• **Exercise input**:
········

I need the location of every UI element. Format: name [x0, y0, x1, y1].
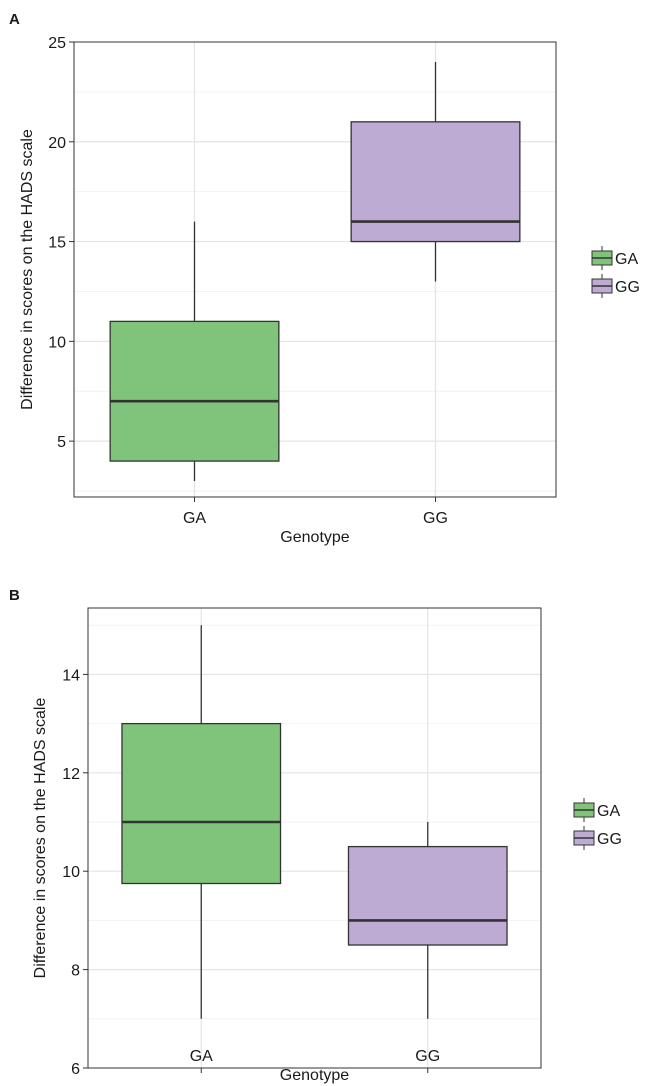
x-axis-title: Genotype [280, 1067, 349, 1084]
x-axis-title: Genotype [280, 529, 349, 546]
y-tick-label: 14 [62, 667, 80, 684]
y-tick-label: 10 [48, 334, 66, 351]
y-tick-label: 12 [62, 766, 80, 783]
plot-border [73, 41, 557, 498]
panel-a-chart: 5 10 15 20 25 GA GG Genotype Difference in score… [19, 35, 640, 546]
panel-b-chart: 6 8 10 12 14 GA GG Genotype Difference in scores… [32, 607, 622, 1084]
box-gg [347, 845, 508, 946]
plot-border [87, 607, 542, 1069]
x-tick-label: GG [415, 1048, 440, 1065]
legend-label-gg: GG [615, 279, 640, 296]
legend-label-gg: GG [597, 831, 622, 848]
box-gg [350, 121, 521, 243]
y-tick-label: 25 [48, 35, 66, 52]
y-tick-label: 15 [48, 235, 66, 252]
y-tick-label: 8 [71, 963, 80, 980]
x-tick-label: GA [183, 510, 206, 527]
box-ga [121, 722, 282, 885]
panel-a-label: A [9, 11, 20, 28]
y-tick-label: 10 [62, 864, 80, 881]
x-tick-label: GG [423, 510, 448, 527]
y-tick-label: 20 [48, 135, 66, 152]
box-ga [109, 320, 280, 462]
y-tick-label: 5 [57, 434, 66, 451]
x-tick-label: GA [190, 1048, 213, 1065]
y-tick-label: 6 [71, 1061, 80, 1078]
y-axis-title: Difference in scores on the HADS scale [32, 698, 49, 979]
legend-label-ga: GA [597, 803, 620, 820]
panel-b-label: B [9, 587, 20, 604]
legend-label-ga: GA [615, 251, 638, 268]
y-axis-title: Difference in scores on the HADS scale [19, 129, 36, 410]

········

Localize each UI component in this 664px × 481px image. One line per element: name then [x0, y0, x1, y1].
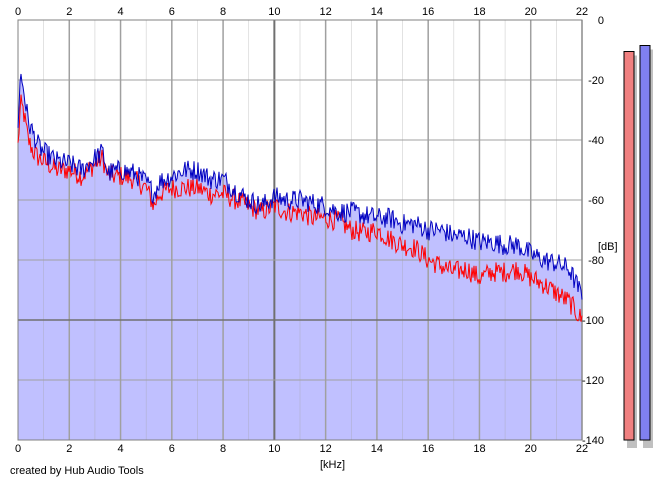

········

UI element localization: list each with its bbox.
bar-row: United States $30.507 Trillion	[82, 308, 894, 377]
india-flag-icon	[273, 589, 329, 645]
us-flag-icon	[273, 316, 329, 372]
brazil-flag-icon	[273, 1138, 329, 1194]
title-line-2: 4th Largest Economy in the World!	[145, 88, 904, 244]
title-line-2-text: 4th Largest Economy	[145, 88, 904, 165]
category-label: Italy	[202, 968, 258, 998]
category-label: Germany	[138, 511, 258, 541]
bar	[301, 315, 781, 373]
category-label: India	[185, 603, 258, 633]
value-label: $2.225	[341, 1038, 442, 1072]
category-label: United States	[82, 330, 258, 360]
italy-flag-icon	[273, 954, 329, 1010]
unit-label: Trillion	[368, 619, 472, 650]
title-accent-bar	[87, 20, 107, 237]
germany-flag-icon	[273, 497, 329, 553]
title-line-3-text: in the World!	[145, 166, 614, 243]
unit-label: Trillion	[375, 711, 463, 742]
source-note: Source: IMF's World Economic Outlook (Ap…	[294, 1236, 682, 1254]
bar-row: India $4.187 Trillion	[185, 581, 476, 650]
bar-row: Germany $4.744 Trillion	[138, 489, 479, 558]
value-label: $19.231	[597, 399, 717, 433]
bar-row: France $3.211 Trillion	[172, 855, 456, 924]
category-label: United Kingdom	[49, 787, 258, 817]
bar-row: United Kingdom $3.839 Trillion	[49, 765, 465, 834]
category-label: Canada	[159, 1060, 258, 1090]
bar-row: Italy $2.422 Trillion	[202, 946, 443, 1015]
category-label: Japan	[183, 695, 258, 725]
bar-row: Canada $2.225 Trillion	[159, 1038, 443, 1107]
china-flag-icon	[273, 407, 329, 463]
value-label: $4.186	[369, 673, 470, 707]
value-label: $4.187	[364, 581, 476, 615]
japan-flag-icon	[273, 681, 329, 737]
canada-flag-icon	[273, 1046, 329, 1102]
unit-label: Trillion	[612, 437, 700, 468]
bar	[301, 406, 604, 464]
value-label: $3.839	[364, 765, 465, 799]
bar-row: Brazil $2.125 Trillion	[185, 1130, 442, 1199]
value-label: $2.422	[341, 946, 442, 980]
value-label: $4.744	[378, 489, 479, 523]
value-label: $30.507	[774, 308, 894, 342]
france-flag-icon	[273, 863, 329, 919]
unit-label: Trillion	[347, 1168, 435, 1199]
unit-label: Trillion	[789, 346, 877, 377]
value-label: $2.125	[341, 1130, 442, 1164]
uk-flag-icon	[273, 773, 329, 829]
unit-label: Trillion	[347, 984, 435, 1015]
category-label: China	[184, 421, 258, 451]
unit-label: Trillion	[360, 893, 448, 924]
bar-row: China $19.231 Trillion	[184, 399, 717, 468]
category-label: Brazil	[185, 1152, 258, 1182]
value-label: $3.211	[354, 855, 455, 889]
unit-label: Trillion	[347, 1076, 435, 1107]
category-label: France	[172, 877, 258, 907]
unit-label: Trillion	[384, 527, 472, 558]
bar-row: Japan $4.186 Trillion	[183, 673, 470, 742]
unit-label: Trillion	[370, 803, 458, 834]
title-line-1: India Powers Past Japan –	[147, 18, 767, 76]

········

• **What is needed**: Starting at the line that contains "I need the location" and ending at the line that contains "129, 36, 410]", change every "plot-border" to "plot-frame" and give those lines again, leaving everything else as it is. Omit the pictures from your answer.

• **Response**:
I need the location of every UI element. Format: name [x0, y0, x1, y1].
x-axis-title: Genotype [280, 1067, 349, 1084]
x-axis-title: Genotype [280, 529, 349, 546]
y-tick-label: 14 [62, 667, 80, 684]
y-tick-label: 10 [48, 334, 66, 351]
y-tick-label: 12 [62, 766, 80, 783]
plot-frame [73, 41, 557, 498]
panel-a-chart: 5 10 15 20 25 GA GG Genotype Difference in score… [19, 35, 640, 546]
panel-b-chart: 6 8 10 12 14 GA GG Genotype Difference in scores… [32, 607, 622, 1084]
box-gg [347, 845, 508, 946]
plot-frame [87, 607, 542, 1069]
x-tick-label: GG [415, 1048, 440, 1065]
legend-label-gg: GG [615, 279, 640, 296]
legend-label-gg: GG [597, 831, 622, 848]
box-gg [350, 121, 521, 243]
y-tick-label: 25 [48, 35, 66, 52]
y-tick-label: 15 [48, 235, 66, 252]
y-tick-label: 8 [71, 963, 80, 980]
x-tick-label: GA [183, 510, 206, 527]
box-ga [121, 722, 282, 885]
panel-a-label: A [9, 11, 20, 28]
y-tick-label: 10 [62, 864, 80, 881]
x-tick-label: GG [423, 510, 448, 527]
y-tick-label: 20 [48, 135, 66, 152]
box-ga [109, 320, 280, 462]
y-tick-label: 5 [57, 434, 66, 451]
x-tick-label: GA [190, 1048, 213, 1065]
y-tick-label: 6 [71, 1061, 80, 1078]
y-axis-title: Difference in scores on the HADS scale [32, 698, 49, 979]
legend-label-ga: GA [597, 803, 620, 820]
panel-b-label: B [9, 587, 20, 604]
legend-label-ga: GA [615, 251, 638, 268]
y-axis-title: Difference in scores on the HADS scale [19, 129, 36, 410]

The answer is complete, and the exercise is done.